== Records for this exercise ==

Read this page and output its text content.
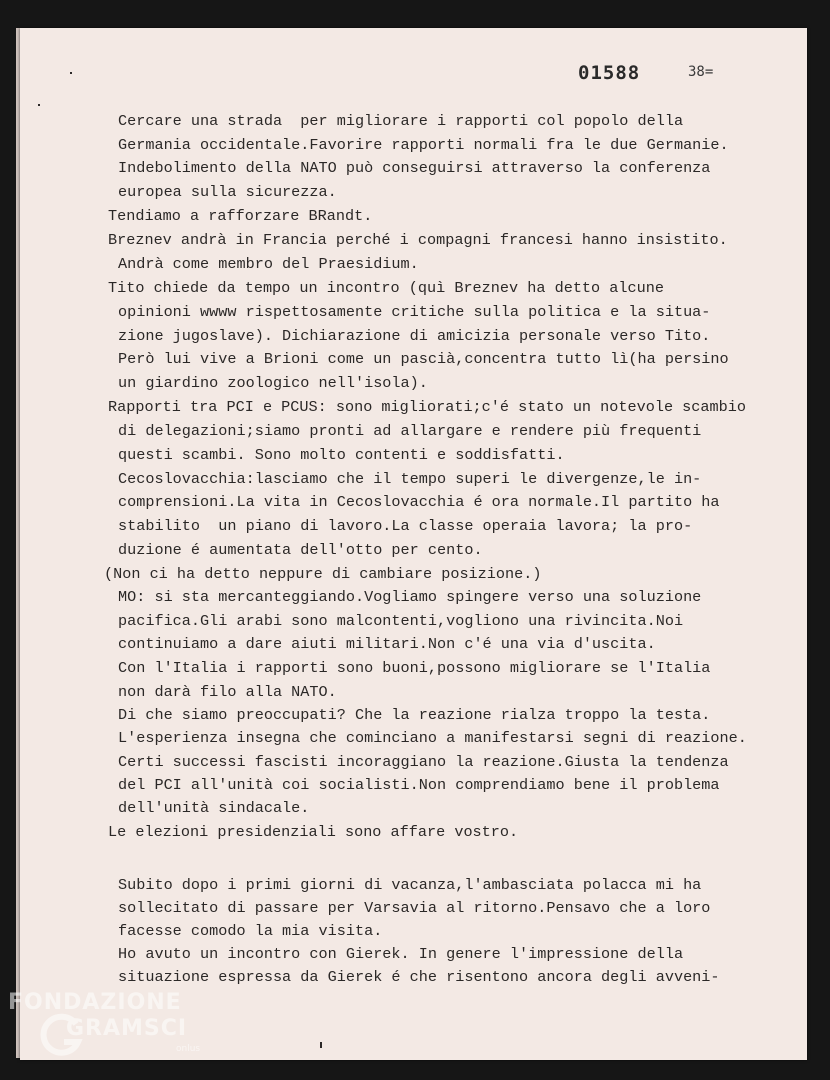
01588	38=
Cercare una strada  per migliorare i rapporti col popolo della
Germania occidentale.Favorire rapporti normali fra le due Germanie.
Indebolimento della NATO può conseguirsi attraverso la conferenza
europea sulla sicurezza.
Tendiamo a rafforzare BRandt.
Breznev andrà in Francia perché i compagni francesi hanno insistito.
Andrà come membro del Praesidium.
Tito chiede da tempo un incontro (quì Breznev ha detto alcune
opinioni wwww rispettosamente critiche sulla politica e la situa-
zione jugoslave). Dichiarazione di amicizia personale verso Tito.
Però lui vive a Brioni come un pascià,concentra tutto lì(ha persino
un giardino zoologico nell'isola).
Rapporti tra PCI e PCUS: sono migliorati;c'é stato un notevole scambio
di delegazioni;siamo pronti ad allargare e rendere più frequenti
questi scambi. Sono molto contenti e soddisfatti.
Cecoslovacchia:lasciamo che il tempo superi le divergenze,le in-
comprensioni.La vita in Cecoslovacchia é ora normale.Il partito ha
stabilito  un piano di lavoro.La classe operaia lavora; la pro-
duzione é aumentata dell'otto per cento.
(Non ci ha detto neppure di cambiare posizione.)
MO: si sta mercanteggiando.Vogliamo spingere verso una soluzione
pacifica.Gli arabi sono malcontenti,vogliono una rivincita.Noi
continuiamo a dare aiuti militari.Non c'é una via d'uscita.
Con l'Italia i rapporti sono buoni,possono migliorare se l'Italia
non darà filo alla NATO.
Di che siamo preoccupati? Che la reazione rialza troppo la testa.
L'esperienza insegna che cominciano a manifestarsi segni di reazione.
Certi successi fascisti incoraggiano la reazione.Giusta la tendenza
del PCI all'unità coi socialisti.Non comprendiamo bene il problema
dell'unità sindacale.
Le elezioni presidenziali sono affare vostro.
Subito dopo i primi giorni di vacanza,l'ambasciata polacca mi ha
sollecitato di passare per Varsavia al ritorno.Pensavo che a loro
facesse comodo la mia visita.
Ho avuto un incontro con Gierek. In genere l'impressione della
situazione espressa da Gierek é che risentono ancora degli avveni-
FONDAZIONE
GRAMSCI
onlus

===

■ Goal of the exercise ■
Find the word "Breznev" in the entries above and gather every line that holds it.

■ Solution to the problem ■
Breznev andrà in Francia perché i compagni francesi hanno insistito.
Tito chiede da tempo un incontro (quì Breznev ha detto alcune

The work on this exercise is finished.